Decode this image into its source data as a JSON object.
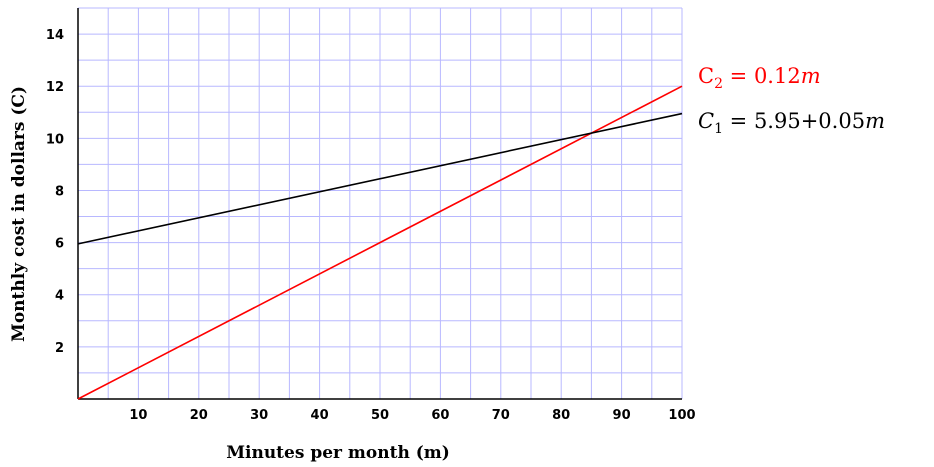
{
  "chart_data": {
    "type": "line",
    "xlabel": "Minutes per month (m)",
    "ylabel": "Monthly cost in dollars (C)",
    "xlim": [
      0,
      100
    ],
    "ylim": [
      0,
      15
    ],
    "x_ticks": [
      10,
      20,
      30,
      40,
      50,
      60,
      70,
      80,
      90,
      100
    ],
    "x_tick_labels": [
      "10",
      "20",
      "30",
      "40",
      "50",
      "60",
      "70",
      "80",
      "90",
      "100"
    ],
    "y_ticks": [
      2,
      4,
      6,
      8,
      10,
      12,
      14
    ],
    "y_tick_labels": [
      "2",
      "4",
      "6",
      "8",
      "10",
      "12",
      "14"
    ],
    "grid": true,
    "grid_step_x": 5,
    "grid_step_y": 1,
    "series": [
      {
        "name": "C2 = 0.12m",
        "label_parts": {
          "symbol": "C",
          "subscript": "2",
          "expression": " = 0.12",
          "variable": "m"
        },
        "color": "#ff0000",
        "x": [
          0,
          100
        ],
        "y": [
          0,
          12
        ]
      },
      {
        "name": "C1 = 5.95+0.05m",
        "label_parts": {
          "symbol": "C",
          "subscript": "1",
          "expression": " = 5.95+0.05",
          "variable": "m"
        },
        "color": "#000000",
        "x": [
          0,
          100
        ],
        "y": [
          5.95,
          10.95
        ]
      }
    ]
  },
  "colors": {
    "grid": "#b8b8ff",
    "axis": "#000000"
  }
}
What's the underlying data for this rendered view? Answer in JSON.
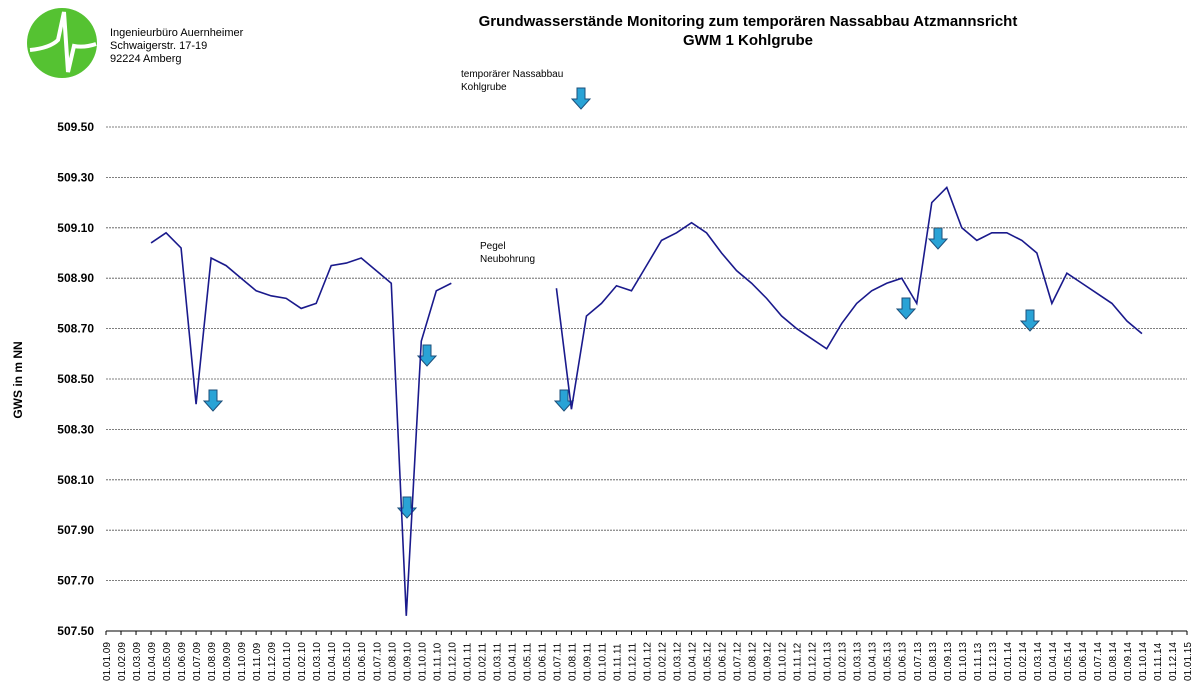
{
  "header": {
    "company": "Ingenieurbüro Auernheimer",
    "street": "Schwaigerstr. 17-19",
    "city": "92224 Amberg"
  },
  "chart_data": {
    "type": "line",
    "title": "Grundwasserstände Monitoring zum temporären Nassabbau Atzmannsricht",
    "subtitle": "GWM 1 Kohlgrube",
    "y_label": "GWS in m NN",
    "annotations": [
      "temporärer Nassabbau",
      "Kohlgrube",
      "Pegel",
      "Neubohrung"
    ],
    "categories": [
      "01.01.09",
      "01.02.09",
      "01.03.09",
      "01.04.09",
      "01.05.09",
      "01.06.09",
      "01.07.09",
      "01.08.09",
      "01.09.09",
      "01.10.09",
      "01.11.09",
      "01.12.09",
      "01.01.10",
      "01.02.10",
      "01.03.10",
      "01.04.10",
      "01.05.10",
      "01.06.10",
      "01.07.10",
      "01.08.10",
      "01.09.10",
      "01.10.10",
      "01.11.10",
      "01.12.10",
      "01.01.11",
      "01.02.11",
      "01.03.11",
      "01.04.11",
      "01.05.11",
      "01.06.11",
      "01.07.11",
      "01.08.11",
      "01.09.11",
      "01.10.11",
      "01.11.11",
      "01.12.11",
      "01.01.12",
      "01.02.12",
      "01.03.12",
      "01.04.12",
      "01.05.12",
      "01.06.12",
      "01.07.12",
      "01.08.12",
      "01.09.12",
      "01.10.12",
      "01.11.12",
      "01.12.12",
      "01.01.13",
      "01.02.13",
      "01.03.13",
      "01.04.13",
      "01.05.13",
      "01.06.13",
      "01.07.13",
      "01.08.13",
      "01.09.13",
      "01.10.13",
      "01.11.13",
      "01.12.13",
      "01.01.14",
      "01.02.14",
      "01.03.14",
      "01.04.14",
      "01.05.14",
      "01.06.14",
      "01.07.14",
      "01.08.14",
      "01.09.14",
      "01.10.14",
      "01.11.14",
      "01.12.14",
      "01.01.15"
    ],
    "series": [
      {
        "name": "GWM 1",
        "color": "#1a1a8c",
        "values": [
          null,
          null,
          null,
          509.04,
          509.08,
          509.02,
          508.4,
          508.98,
          508.95,
          508.9,
          508.85,
          508.83,
          508.82,
          508.78,
          508.8,
          508.95,
          508.96,
          508.98,
          508.93,
          508.88,
          507.56,
          508.65,
          508.85,
          508.88,
          null,
          null,
          null,
          null,
          null,
          null,
          508.86,
          508.38,
          508.75,
          508.8,
          508.87,
          508.85,
          508.95,
          509.05,
          509.08,
          509.12,
          509.08,
          509.0,
          508.93,
          508.88,
          508.82,
          508.75,
          508.7,
          508.66,
          508.62,
          508.72,
          508.8,
          508.85,
          508.88,
          508.9,
          508.8,
          509.2,
          509.26,
          509.1,
          509.05,
          509.08,
          509.08,
          509.05,
          509.0,
          508.8,
          508.92,
          508.88,
          508.84,
          508.8,
          508.73,
          508.68,
          null,
          null,
          null
        ]
      }
    ],
    "ylim": [
      507.5,
      509.5
    ],
    "yticks": [
      {
        "value": 507.5,
        "label": "507.50"
      },
      {
        "value": 507.7,
        "label": "507.70"
      },
      {
        "value": 507.9,
        "label": "507.90"
      },
      {
        "value": 508.1,
        "label": "508.10"
      },
      {
        "value": 508.3,
        "label": "508.30"
      },
      {
        "value": 508.5,
        "label": "508.50"
      },
      {
        "value": 508.7,
        "label": "508.70"
      },
      {
        "value": 508.9,
        "label": "508.90"
      },
      {
        "value": 509.1,
        "label": "509.10"
      },
      {
        "value": 509.3,
        "label": "509.30"
      },
      {
        "value": 509.5,
        "label": "509.50"
      }
    ],
    "grid": true
  }
}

....................

OBJECTIVE ▸ Repeat the material above in full and exactly, omitting the pictures.

ANSWER TO THE PROBLEM ▸
Decode this image into its source data as a JSON object.
{
  "chart_data": {
    "type": "line",
    "xlabel": "Minutes per month (m)",
    "ylabel": "Monthly cost in dollars (C)",
    "xlim": [
      0,
      100
    ],
    "ylim": [
      0,
      15
    ],
    "x_ticks": [
      10,
      20,
      30,
      40,
      50,
      60,
      70,
      80,
      90,
      100
    ],
    "x_tick_labels": [
      "10",
      "20",
      "30",
      "40",
      "50",
      "60",
      "70",
      "80",
      "90",
      "100"
    ],
    "y_ticks": [
      2,
      4,
      6,
      8,
      10,
      12,
      14
    ],
    "y_tick_labels": [
      "2",
      "4",
      "6",
      "8",
      "10",
      "12",
      "14"
    ],
    "grid": true,
    "grid_step_x": 5,
    "grid_step_y": 1,
    "series": [
      {
        "name": "C2 = 0.12m",
        "label_parts": {
          "symbol": "C",
          "subscript": "2",
          "expression": " = 0.12",
          "variable": "m"
        },
        "color": "#ff0000",
        "x": [
          0,
          100
        ],
        "y": [
          0,
          12
        ]
      },
      {
        "name": "C1 = 5.95+0.05m",
        "label_parts": {
          "symbol": "C",
          "subscript": "1",
          "expression": " = 5.95+0.05",
          "variable": "m"
        },
        "color": "#000000",
        "x": [
          0,
          100
        ],
        "y": [
          5.95,
          10.95
        ]
      }
    ]
  },
  "colors": {
    "grid": "#b8b8ff",
    "axis": "#000000"
  }
}
What's the underlying data for this rendered view? Answer in JSON.
{
  "header": {
    "company": "Ingenieurbüro Auernheimer",
    "street": "Schwaigerstr. 17-19",
    "city": "92224 Amberg"
  },
  "chart_data": {
    "type": "line",
    "title": "Grundwasserstände Monitoring zum temporären Nassabbau Atzmannsricht",
    "subtitle": "GWM 1 Kohlgrube",
    "y_label": "GWS in m NN",
    "annotations": [
      "temporärer Nassabbau",
      "Kohlgrube",
      "Pegel",
      "Neubohrung"
    ],
    "categories": [
      "01.01.09",
      "01.02.09",
      "01.03.09",
      "01.04.09",
      "01.05.09",
      "01.06.09",
      "01.07.09",
      "01.08.09",
      "01.09.09",
      "01.10.09",
      "01.11.09",
      "01.12.09",
      "01.01.10",
      "01.02.10",
      "01.03.10",
      "01.04.10",
      "01.05.10",
      "01.06.10",
      "01.07.10",
      "01.08.10",
      "01.09.10",
      "01.10.10",
      "01.11.10",
      "01.12.10",
      "01.01.11",
      "01.02.11",
      "01.03.11",
      "01.04.11",
      "01.05.11",
      "01.06.11",
      "01.07.11",
      "01.08.11",
      "01.09.11",
      "01.10.11",
      "01.11.11",
      "01.12.11",
      "01.01.12",
      "01.02.12",
      "01.03.12",
      "01.04.12",
      "01.05.12",
      "01.06.12",
      "01.07.12",
      "01.08.12",
      "01.09.12",
      "01.10.12",
      "01.11.12",
      "01.12.12",
      "01.01.13",
      "01.02.13",
      "01.03.13",
      "01.04.13",
      "01.05.13",
      "01.06.13",
      "01.07.13",
      "01.08.13",
      "01.09.13",
      "01.10.13",
      "01.11.13",
      "01.12.13",
      "01.01.14",
      "01.02.14",
      "01.03.14",
      "01.04.14",
      "01.05.14",
      "01.06.14",
      "01.07.14",
      "01.08.14",
      "01.09.14",
      "01.10.14",
      "01.11.14",
      "01.12.14",
      "01.01.15"
    ],
    "series": [
      {
        "name": "GWM 1",
        "color": "#1a1a8c",
        "values": [
          null,
          null,
          null,
          509.04,
          509.08,
          509.02,
          508.4,
          508.98,
          508.95,
          508.9,
          508.85,
          508.83,
          508.82,
          508.78,
          508.8,
          508.95,
          508.96,
          508.98,
          508.93,
          508.88,
          507.56,
          508.65,
          508.85,
          508.88,
          null,
          null,
          null,
          null,
          null,
          null,
          508.86,
          508.38,
          508.75,
          508.8,
          508.87,
          508.85,
          508.95,
          509.05,
          509.08,
          509.12,
          509.08,
          509.0,
          508.93,
          508.88,
          508.82,
          508.75,
          508.7,
          508.66,
          508.62,
          508.72,
          508.8,
          508.85,
          508.88,
          508.9,
          508.8,
          509.2,
          509.26,
          509.1,
          509.05,
          509.08,
          509.08,
          509.05,
          509.0,
          508.8,
          508.92,
          508.88,
          508.84,
          508.8,
          508.73,
          508.68,
          null,
          null,
          null
        ]
      }
    ],
    "ylim": [
      507.5,
      509.5
    ],
    "yticks": [
      {
        "value": 507.5,
        "label": "507.50"
      },
      {
        "value": 507.7,
        "label": "507.70"
      },
      {
        "value": 507.9,
        "label": "507.90"
      },
      {
        "value": 508.1,
        "label": "508.10"
      },
      {
        "value": 508.3,
        "label": "508.30"
      },
      {
        "value": 508.5,
        "label": "508.50"
      },
      {
        "value": 508.7,
        "label": "508.70"
      },
      {
        "value": 508.9,
        "label": "508.90"
      },
      {
        "value": 509.1,
        "label": "509.10"
      },
      {
        "value": 509.3,
        "label": "509.30"
      },
      {
        "value": 509.5,
        "label": "509.50"
      }
    ],
    "grid": true
  }
}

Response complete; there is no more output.